§ **INSTRUCTION**: Repeat all of the data precisely.

=== DATA SHOWN ===

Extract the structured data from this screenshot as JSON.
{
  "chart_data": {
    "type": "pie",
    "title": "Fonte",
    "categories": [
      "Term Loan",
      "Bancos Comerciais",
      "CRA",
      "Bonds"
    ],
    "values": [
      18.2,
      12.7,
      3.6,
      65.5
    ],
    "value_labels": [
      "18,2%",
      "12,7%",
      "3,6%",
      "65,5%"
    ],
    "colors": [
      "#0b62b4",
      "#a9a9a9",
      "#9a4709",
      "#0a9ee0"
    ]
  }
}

===

§ **CORRECT RESPONSE**:
Extract the structured data from this screenshot as JSON.
{
  "chart_data": {
    "type": "pie",
    "title": "Fonte",
    "categories": [
      "Term Loan",
      "Bancos Comerciais",
      "CRA",
      "Bonds"
    ],
    "values": [
      18.2,
      12.7,
      3.6,
      65.5
    ],
    "value_labels": [
      "18,2%",
      "12,7%",
      "3,6%",
      "65,5%"
    ],
    "colors": [
      "#0b62b4",
      "#a9a9a9",
      "#9a4709",
      "#0a9ee0"
    ]
  }
}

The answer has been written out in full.